May 31, 2019 · 3 min read

Where Did I Put My Loss Values?

How to add metrics and key-values generated while training a deep learning model in PyTorch to your checkpoints.

Originally published on Medium

Checkpointing

Saving and loading PyTorch models is super easy and intuitive.

Save model weights:

torch.save(model.state_dict(), PATH)

Load model weights:

model = TheModelClass()
model.load_state_dict(torch.load(PATH))

This PyTorch tutorial also explains how to save the optimizer state and other good tips on this topic.

But what about all the other parameters?

The above saving and loading examples are a good way to load your model in order to use it for inference in test time, or in case you are using a pre-trained model for finetuning.

Now let’s say you train a very deep model on a very large dataset, it’s gonna take a lot of time and in case you are using cloud instances, it also costs lots of money. A good solution for saving money will be to use spot instances which gives a significant discount. Chances are you’re going to lose your instance somewhere in the middle of the training process. Resume training using the model weights and optimizer state alone is not enough. You will also need all the metrics you measured, such as the loss and accuracy values for each set, the best top-k-accuracy on a validation set, the number of epochs, samples or iterations done until the stop point and any other special value you keep track on.

Those are needed in order to continue reporting the learning progress curves after you resume training, and for other on the fly decisions like learning rate reduction based on the validation loss which stopped improving.

Fully resuming a learning experiment is also important for reproducible reasons, publishing a paper and a code base. In addition, being able to start from any “point” on the convergence curve, continue the learning process with or without changing any hyperparameters is crucial for research of a new task or field.


I am using PyTorch and working on large video datasets, such as Kinetics. In the process of looking for a full checkpoint solution for my research, I started working on such checkpoint handler for PyTorch and recently released a package to the Python Package Index (PyPI): https://pypi.org/project/pytorchcheckpoint/ and also a GitHub repository: https://github.com/bomri/pytorch-checkpoint.

## Challenge a
Answer these questions about the checkpointing article:
(i) Which kind of cloud instance does it suggest for a significant discount?
(ii) Which large video dataset does the author name?
(iii) What line of code does it give for saving model weights?

## Exercise material
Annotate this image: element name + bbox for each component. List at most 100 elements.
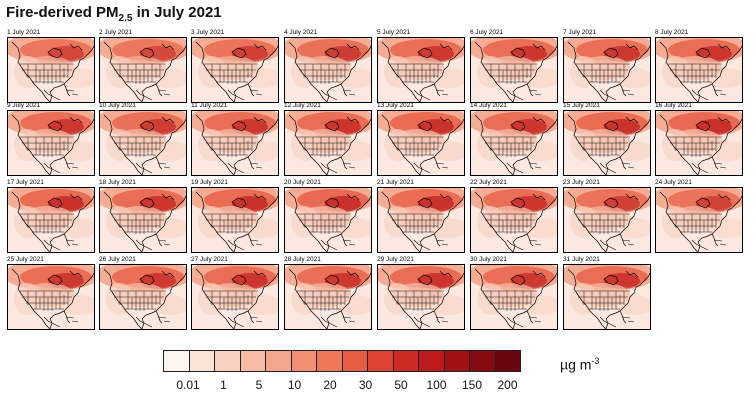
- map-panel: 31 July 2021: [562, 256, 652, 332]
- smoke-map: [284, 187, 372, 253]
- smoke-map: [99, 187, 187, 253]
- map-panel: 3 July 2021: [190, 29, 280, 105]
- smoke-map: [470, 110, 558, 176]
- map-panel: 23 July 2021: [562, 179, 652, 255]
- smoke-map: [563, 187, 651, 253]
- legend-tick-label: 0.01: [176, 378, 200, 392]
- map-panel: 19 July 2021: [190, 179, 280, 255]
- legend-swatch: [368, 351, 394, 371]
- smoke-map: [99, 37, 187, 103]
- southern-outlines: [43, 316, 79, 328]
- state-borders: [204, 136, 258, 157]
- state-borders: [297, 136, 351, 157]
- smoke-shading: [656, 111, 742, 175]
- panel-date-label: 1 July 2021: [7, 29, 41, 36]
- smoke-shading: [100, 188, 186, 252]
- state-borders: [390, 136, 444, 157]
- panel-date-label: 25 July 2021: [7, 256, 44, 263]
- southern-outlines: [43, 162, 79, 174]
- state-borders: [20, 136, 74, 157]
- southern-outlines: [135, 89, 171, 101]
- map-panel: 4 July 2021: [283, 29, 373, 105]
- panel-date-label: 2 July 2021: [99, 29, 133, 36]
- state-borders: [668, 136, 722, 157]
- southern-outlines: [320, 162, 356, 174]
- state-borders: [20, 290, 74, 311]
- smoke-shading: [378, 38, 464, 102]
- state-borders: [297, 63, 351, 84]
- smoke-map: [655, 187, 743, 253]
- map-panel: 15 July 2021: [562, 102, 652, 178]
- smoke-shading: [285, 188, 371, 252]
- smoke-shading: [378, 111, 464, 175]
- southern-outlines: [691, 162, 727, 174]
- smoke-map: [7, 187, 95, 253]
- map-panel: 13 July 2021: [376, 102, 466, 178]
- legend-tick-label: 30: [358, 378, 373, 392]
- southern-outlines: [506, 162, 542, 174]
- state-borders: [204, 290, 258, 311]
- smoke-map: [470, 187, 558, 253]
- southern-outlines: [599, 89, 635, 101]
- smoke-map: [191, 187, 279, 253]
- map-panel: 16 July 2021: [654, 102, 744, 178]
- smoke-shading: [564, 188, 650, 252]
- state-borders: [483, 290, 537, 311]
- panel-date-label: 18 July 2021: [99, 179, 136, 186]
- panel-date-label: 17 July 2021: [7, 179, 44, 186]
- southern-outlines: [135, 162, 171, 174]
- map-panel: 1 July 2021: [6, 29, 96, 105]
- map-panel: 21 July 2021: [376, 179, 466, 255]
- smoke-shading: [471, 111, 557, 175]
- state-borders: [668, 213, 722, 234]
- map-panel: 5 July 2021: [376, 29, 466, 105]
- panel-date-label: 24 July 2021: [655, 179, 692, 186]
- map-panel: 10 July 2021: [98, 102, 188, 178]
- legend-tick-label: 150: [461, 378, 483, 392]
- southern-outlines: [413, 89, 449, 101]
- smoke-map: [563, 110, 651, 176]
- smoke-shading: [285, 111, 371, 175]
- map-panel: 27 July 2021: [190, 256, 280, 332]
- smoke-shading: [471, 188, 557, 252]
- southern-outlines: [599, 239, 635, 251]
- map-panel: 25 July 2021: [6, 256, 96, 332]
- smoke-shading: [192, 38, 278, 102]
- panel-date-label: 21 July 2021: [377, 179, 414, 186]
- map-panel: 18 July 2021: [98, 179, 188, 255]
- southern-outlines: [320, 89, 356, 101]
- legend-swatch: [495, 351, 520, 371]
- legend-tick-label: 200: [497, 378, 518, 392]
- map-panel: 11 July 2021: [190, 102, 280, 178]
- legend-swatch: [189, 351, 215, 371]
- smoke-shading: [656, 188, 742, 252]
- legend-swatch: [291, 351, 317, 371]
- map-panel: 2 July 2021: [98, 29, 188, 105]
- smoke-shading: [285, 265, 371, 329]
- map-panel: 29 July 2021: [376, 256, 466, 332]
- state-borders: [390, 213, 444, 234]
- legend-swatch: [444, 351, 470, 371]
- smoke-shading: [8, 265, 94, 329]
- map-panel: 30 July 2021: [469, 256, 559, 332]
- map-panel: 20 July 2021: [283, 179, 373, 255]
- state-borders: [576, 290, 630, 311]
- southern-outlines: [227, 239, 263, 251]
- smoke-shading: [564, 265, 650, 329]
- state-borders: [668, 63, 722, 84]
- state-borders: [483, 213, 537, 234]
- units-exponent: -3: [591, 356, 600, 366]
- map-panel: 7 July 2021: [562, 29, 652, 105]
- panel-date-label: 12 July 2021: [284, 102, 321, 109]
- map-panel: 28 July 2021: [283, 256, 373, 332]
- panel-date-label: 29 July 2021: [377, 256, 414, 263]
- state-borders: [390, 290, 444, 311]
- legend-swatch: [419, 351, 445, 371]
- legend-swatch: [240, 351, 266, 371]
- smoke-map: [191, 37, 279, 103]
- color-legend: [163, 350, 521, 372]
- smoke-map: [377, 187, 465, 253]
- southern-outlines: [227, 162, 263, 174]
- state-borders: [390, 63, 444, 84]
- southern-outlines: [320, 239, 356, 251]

## Challenge b
Put the lines of the listing into a numbered list, from the line with "- map-panel: 31" up to and including the line with "- smoke-map: [99, 37, 187, 103]", leaving out any blank lines.

## Exercise output a
(i) Spot instances.
(ii) Kinetics.
(iii) torch.save(model.state_dict(), PATH)

## Exercise output b
1. - map-panel: 31 July 2021: [562, 256, 652, 332]
2. - smoke-map: [284, 187, 372, 253]
3. - smoke-map: [99, 187, 187, 253]
4. - map-panel: 3 July 2021: [190, 29, 280, 105]
5. - smoke-map: [470, 110, 558, 176]
6. - map-panel: 23 July 2021: [562, 179, 652, 255]
7. - smoke-map: [563, 187, 651, 253]
8. - legend-tick-label: 0.01: [176, 378, 200, 392]
9. - map-panel: 19 July 2021: [190, 179, 280, 255]
10. - legend-swatch: [368, 351, 394, 371]
11. - smoke-map: [99, 37, 187, 103]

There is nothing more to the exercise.